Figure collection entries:
◇ ◇ ◇ ◇ ◇ ◇ ◇

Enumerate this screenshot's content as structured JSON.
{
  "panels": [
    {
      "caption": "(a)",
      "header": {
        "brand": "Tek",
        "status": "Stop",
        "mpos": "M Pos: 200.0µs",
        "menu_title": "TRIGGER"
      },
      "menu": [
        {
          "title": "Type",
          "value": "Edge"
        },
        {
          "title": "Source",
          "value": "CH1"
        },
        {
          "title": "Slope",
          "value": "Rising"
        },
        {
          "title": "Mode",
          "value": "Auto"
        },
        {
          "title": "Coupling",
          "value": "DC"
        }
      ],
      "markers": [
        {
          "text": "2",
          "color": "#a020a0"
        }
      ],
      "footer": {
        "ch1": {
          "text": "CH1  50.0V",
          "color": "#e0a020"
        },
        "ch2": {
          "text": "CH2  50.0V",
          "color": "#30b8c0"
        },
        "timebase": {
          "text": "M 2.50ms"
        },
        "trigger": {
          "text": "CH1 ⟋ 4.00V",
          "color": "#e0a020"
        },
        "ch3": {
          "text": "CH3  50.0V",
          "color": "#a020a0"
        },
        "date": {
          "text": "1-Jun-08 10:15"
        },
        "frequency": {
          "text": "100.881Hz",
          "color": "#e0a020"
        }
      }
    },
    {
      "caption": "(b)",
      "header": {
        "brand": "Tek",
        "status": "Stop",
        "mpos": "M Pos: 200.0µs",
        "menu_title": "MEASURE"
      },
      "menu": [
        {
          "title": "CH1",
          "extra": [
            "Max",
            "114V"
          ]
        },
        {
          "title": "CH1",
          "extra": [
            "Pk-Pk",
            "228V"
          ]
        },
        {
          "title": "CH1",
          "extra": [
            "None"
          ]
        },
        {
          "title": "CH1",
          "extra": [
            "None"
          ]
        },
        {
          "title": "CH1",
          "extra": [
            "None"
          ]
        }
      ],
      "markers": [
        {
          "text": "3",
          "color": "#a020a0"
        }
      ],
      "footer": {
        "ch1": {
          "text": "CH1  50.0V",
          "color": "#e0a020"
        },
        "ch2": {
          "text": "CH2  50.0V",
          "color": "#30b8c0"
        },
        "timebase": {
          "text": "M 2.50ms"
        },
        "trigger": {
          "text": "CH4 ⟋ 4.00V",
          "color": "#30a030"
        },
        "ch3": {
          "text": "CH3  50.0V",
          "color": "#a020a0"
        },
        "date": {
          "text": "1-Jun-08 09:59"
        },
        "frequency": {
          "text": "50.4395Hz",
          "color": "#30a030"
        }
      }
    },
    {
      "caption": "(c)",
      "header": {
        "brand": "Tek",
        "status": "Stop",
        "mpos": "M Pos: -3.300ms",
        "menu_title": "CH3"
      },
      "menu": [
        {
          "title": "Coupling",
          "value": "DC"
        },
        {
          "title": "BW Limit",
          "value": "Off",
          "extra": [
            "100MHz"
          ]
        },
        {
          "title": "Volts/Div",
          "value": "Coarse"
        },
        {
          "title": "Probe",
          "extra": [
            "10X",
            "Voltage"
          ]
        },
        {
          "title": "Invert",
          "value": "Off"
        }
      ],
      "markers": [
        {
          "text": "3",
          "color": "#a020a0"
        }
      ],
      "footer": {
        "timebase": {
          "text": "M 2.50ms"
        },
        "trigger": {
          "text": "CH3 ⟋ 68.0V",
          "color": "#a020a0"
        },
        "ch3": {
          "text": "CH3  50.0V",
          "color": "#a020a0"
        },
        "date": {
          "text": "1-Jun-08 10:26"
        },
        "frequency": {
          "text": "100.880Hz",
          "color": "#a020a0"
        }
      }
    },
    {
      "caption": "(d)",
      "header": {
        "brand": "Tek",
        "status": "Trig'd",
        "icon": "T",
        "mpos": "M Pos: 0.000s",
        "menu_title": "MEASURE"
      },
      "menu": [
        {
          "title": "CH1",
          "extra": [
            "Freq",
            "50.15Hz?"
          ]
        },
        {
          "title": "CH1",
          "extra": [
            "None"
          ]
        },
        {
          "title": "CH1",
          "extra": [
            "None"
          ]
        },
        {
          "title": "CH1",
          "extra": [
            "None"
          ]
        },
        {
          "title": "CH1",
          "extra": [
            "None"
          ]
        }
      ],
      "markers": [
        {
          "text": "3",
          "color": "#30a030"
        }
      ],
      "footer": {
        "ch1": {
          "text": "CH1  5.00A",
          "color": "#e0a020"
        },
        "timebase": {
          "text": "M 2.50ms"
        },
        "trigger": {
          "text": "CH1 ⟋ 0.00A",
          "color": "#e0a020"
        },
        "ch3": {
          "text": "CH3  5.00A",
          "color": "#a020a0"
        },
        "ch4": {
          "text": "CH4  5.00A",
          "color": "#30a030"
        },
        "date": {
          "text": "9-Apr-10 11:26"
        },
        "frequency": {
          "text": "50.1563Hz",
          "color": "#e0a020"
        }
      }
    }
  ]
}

◇ ◇ ◇ ◇ ◇ ◇ ◇

Exact output of every entry is required.

_Correct response_
Enumerate this screenshot's content as structured JSON.
{
  "panels": [
    {
      "caption": "(a)",
      "header": {
        "brand": "Tek",
        "status": "Stop",
        "mpos": "M Pos: 200.0µs",
        "menu_title": "TRIGGER"
      },
      "menu": [
        {
          "title": "Type",
          "value": "Edge"
        },
        {
          "title": "Source",
          "value": "CH1"
        },
        {
          "title": "Slope",
          "value": "Rising"
        },
        {
          "title": "Mode",
          "value": "Auto"
        },
        {
          "title": "Coupling",
          "value": "DC"
        }
      ],
      "markers": [
        {
          "text": "2",
          "color": "#a020a0"
        }
      ],
      "footer": {
        "ch1": {
          "text": "CH1  50.0V",
          "color": "#e0a020"
        },
        "ch2": {
          "text": "CH2  50.0V",
          "color": "#30b8c0"
        },
        "timebase": {
          "text": "M 2.50ms"
        },
        "trigger": {
          "text": "CH1 ⟋ 4.00V",
          "color": "#e0a020"
        },
        "ch3": {
          "text": "CH3  50.0V",
          "color": "#a020a0"
        },
        "date": {
          "text": "1-Jun-08 10:15"
        },
        "frequency": {
          "text": "100.881Hz",
          "color": "#e0a020"
        }
      }
    },
    {
      "caption": "(b)",
      "header": {
        "brand": "Tek",
        "status": "Stop",
        "mpos": "M Pos: 200.0µs",
        "menu_title": "MEASURE"
      },
      "menu": [
        {
          "title": "CH1",
          "extra": [
            "Max",
            "114V"
          ]
        },
        {
          "title": "CH1",
          "extra": [
            "Pk-Pk",
            "228V"
          ]
        },
        {
          "title": "CH1",
          "extra": [
            "None"
          ]
        },
        {
          "title": "CH1",
          "extra": [
            "None"
          ]
        },
        {
          "title": "CH1",
          "extra": [
            "None"
          ]
        }
      ],
      "markers": [
        {
          "text": "3",
          "color": "#a020a0"
        }
      ],
      "footer": {
        "ch1": {
          "text": "CH1  50.0V",
          "color": "#e0a020"
        },
        "ch2": {
          "text": "CH2  50.0V",
          "color": "#30b8c0"
        },
        "timebase": {
          "text": "M 2.50ms"
        },
        "trigger": {
          "text": "CH4 ⟋ 4.00V",
          "color": "#30a030"
        },
        "ch3": {
          "text": "CH3  50.0V",
          "color": "#a020a0"
        },
        "date": {
          "text": "1-Jun-08 09:59"
        },
        "frequency": {
          "text": "50.4395Hz",
          "color": "#30a030"
        }
      }
    },
    {
      "caption": "(c)",
      "header": {
        "brand": "Tek",
        "status": "Stop",
        "mpos": "M Pos: -3.300ms",
        "menu_title": "CH3"
      },
      "menu": [
        {
          "title": "Coupling",
          "value": "DC"
        },
        {
          "title": "BW Limit",
          "value": "Off",
          "extra": [
            "100MHz"
          ]
        },
        {
          "title": "Volts/Div",
          "value": "Coarse"
        },
        {
          "title": "Probe",
          "extra": [
            "10X",
            "Voltage"
          ]
        },
        {
          "title": "Invert",
          "value": "Off"
        }
      ],
      "markers": [
        {
          "text": "3",
          "color": "#a020a0"
        }
      ],
      "footer": {
        "timebase": {
          "text": "M 2.50ms"
        },
        "trigger": {
          "text": "CH3 ⟋ 68.0V",
          "color": "#a020a0"
        },
        "ch3": {
          "text": "CH3  50.0V",
          "color": "#a020a0"
        },
        "date": {
          "text": "1-Jun-08 10:26"
        },
        "frequency": {
          "text": "100.880Hz",
          "color": "#a020a0"
        }
      }
    },
    {
      "caption": "(d)",
      "header": {
        "brand": "Tek",
        "status": "Trig'd",
        "icon": "T",
        "mpos": "M Pos: 0.000s",
        "menu_title": "MEASURE"
      },
      "menu": [
        {
          "title": "CH1",
          "extra": [
            "Freq",
            "50.15Hz?"
          ]
        },
        {
          "title": "CH1",
          "extra": [
            "None"
          ]
        },
        {
          "title": "CH1",
          "extra": [
            "None"
          ]
        },
        {
          "title": "CH1",
          "extra": [
            "None"
          ]
        },
        {
          "title": "CH1",
          "extra": [
            "None"
          ]
        }
      ],
      "markers": [
        {
          "text": "3",
          "color": "#30a030"
        }
      ],
      "footer": {
        "ch1": {
          "text": "CH1  5.00A",
          "color": "#e0a020"
        },
        "timebase": {
          "text": "M 2.50ms"
        },
        "trigger": {
          "text": "CH1 ⟋ 0.00A",
          "color": "#e0a020"
        },
        "ch3": {
          "text": "CH3  5.00A",
          "color": "#a020a0"
        },
        "ch4": {
          "text": "CH4  5.00A",
          "color": "#30a030"
        },
        "date": {
          "text": "9-Apr-10 11:26"
        },
        "frequency": {
          "text": "50.1563Hz",
          "color": "#e0a020"
        }
      }
    }
  ]
}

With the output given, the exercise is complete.